> _Written instruction_: Look through the data below. Pick out the lines holding the string "pressure".

[BEGIN]

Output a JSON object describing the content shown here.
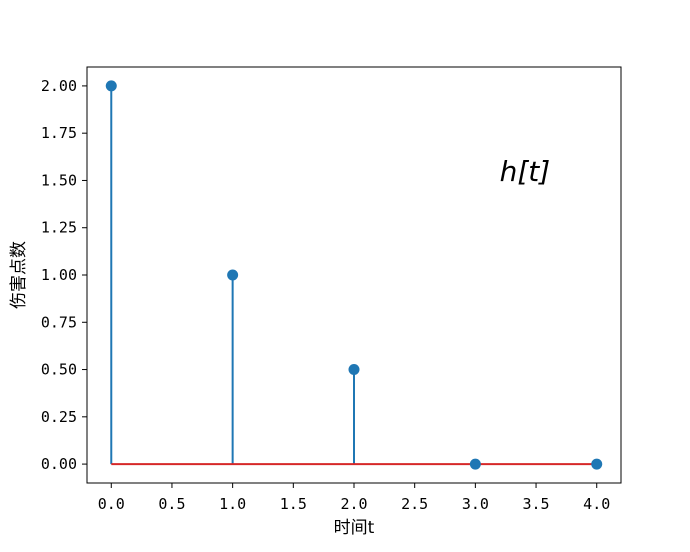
{
  "chart_data": {
    "type": "stem",
    "x": [
      0,
      1,
      2,
      3,
      4
    ],
    "y": [
      2.0,
      1.0,
      0.5,
      0.0,
      0.0
    ],
    "baseline": 0,
    "xlim": [
      -0.2,
      4.2
    ],
    "ylim": [
      -0.1,
      2.1
    ],
    "xticks": [
      0.0,
      0.5,
      1.0,
      1.5,
      2.0,
      2.5,
      3.0,
      3.5,
      4.0
    ],
    "yticks": [
      0.0,
      0.25,
      0.5,
      0.75,
      1.0,
      1.25,
      1.5,
      1.75,
      2.0
    ],
    "xtick_labels": [
      "0.0",
      "0.5",
      "1.0",
      "1.5",
      "2.0",
      "2.5",
      "3.0",
      "3.5",
      "4.0"
    ],
    "ytick_labels": [
      "0.00",
      "0.25",
      "0.50",
      "0.75",
      "1.00",
      "1.25",
      "1.50",
      "1.75",
      "2.00"
    ],
    "xlabel": "时间t",
    "ylabel": "伤害点数",
    "annotation": {
      "text": "h[t]",
      "x": 3.2,
      "y": 1.55
    },
    "grid": false,
    "colors": {
      "stem": "#1f77b4",
      "marker": "#1f77b4",
      "baseline": "#d62728"
    }
  }
}
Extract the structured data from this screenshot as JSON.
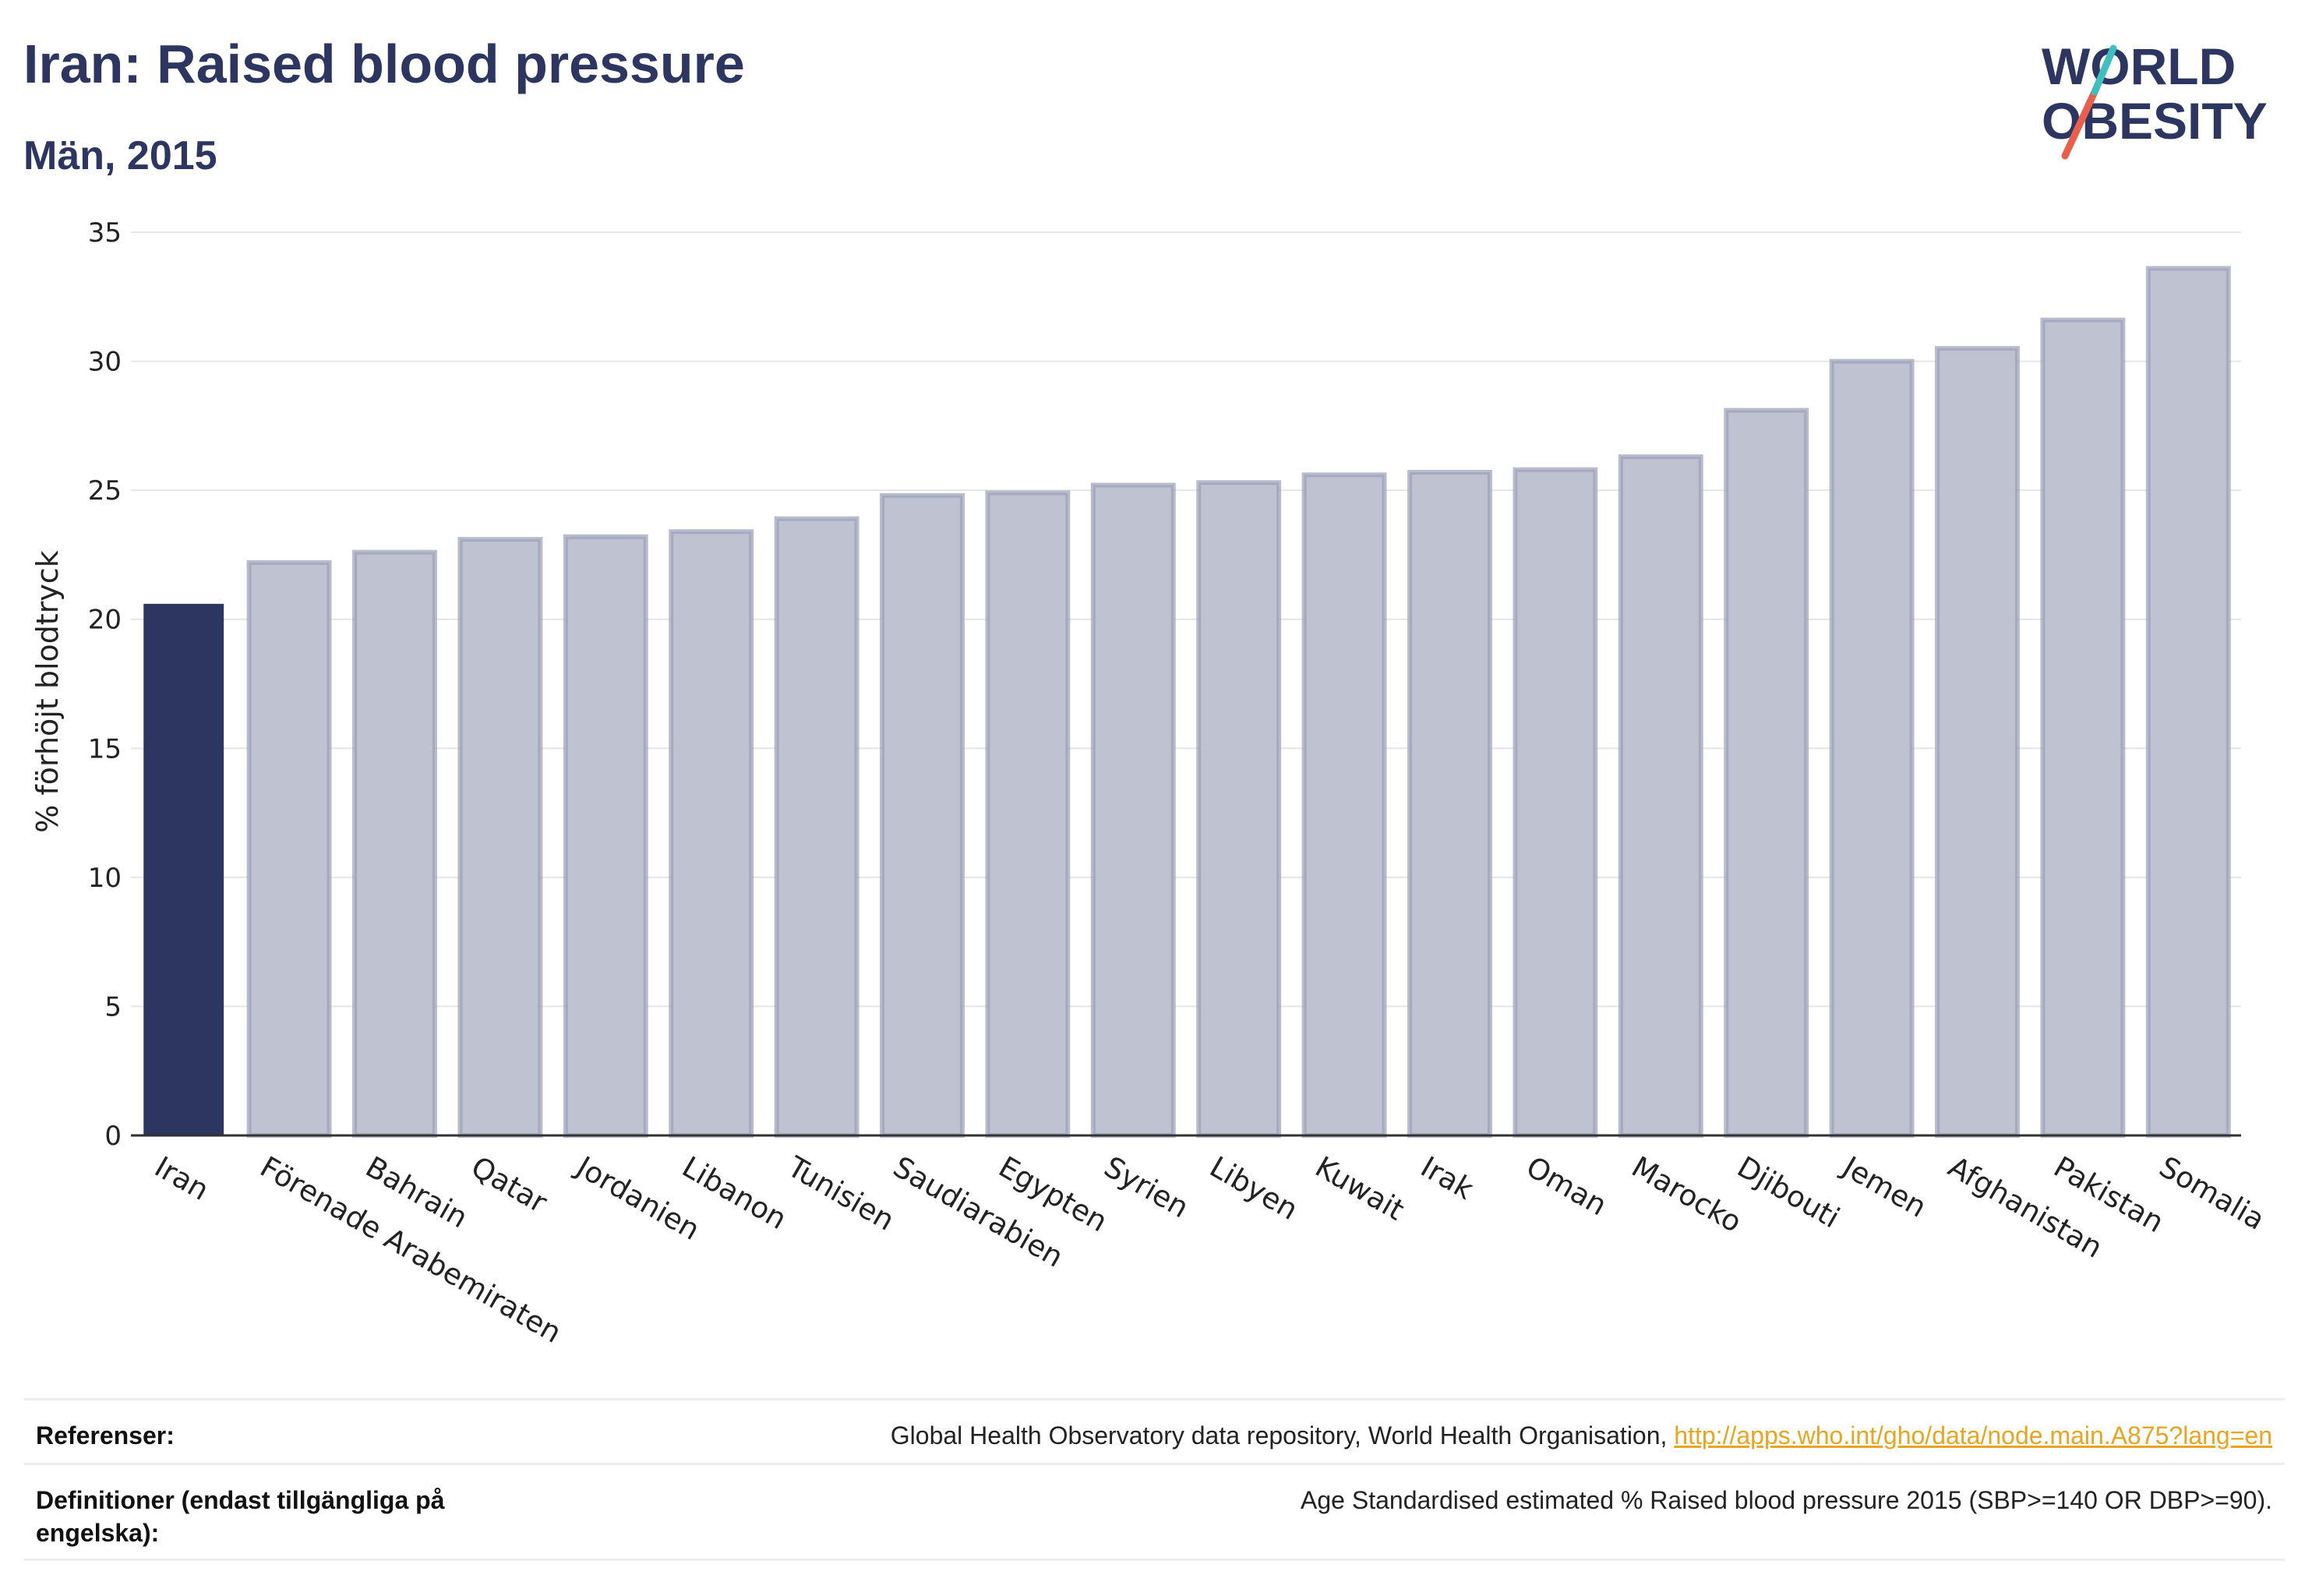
{
  "header": {
    "title": "Iran: Raised blood pressure",
    "subtitle": "Män, 2015"
  },
  "logo": {
    "line1": "WORLD",
    "line2": "OBESITY",
    "accent_colors": [
      "#e8604c",
      "#3fbfbf"
    ]
  },
  "colors": {
    "highlight": "#2d3561",
    "bar_fill": "#bfc2d0",
    "bar_stroke": "#9aa0b8",
    "grid": "#e6e6e6",
    "link": "#e8a521"
  },
  "chart_data": {
    "type": "bar",
    "ylabel": "% förhöjt blodtryck",
    "xlabel": "",
    "ylim": [
      0,
      35
    ],
    "yticks": [
      0,
      5,
      10,
      15,
      20,
      25,
      30,
      35
    ],
    "grid": true,
    "highlight_category": "Iran",
    "categories": [
      "Iran",
      "Förenade Arabemiraten",
      "Bahrain",
      "Qatar",
      "Jordanien",
      "Libanon",
      "Tunisien",
      "Saudiarabien",
      "Egypten",
      "Syrien",
      "Libyen",
      "Kuwait",
      "Irak",
      "Oman",
      "Marocko",
      "Djibouti",
      "Jemen",
      "Afghanistan",
      "Pakistan",
      "Somalia"
    ],
    "values": [
      20.6,
      22.2,
      22.6,
      23.1,
      23.2,
      23.4,
      23.9,
      24.8,
      24.9,
      25.2,
      25.3,
      25.6,
      25.7,
      25.8,
      26.3,
      28.1,
      30.0,
      30.5,
      31.6,
      33.6
    ]
  },
  "footer": {
    "references_label": "Referenser:",
    "references_text": "Global Health Observatory data repository, World Health Organisation, ",
    "references_link": "http://apps.who.int/gho/data/node.main.A875?lang=en",
    "definitions_label": "Definitioner (endast tillgängliga på engelska):",
    "definitions_text": "Age Standardised estimated % Raised blood pressure 2015 (SBP>=140 OR DBP>=90)."
  }
}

[END]

> _Exercise response_:
    "title": "Iran: Raised blood pressure",
    "definitions_text": "Age Standardised estimated % Raised blood pressure 2015 (SBP>=140 OR DBP>=90)."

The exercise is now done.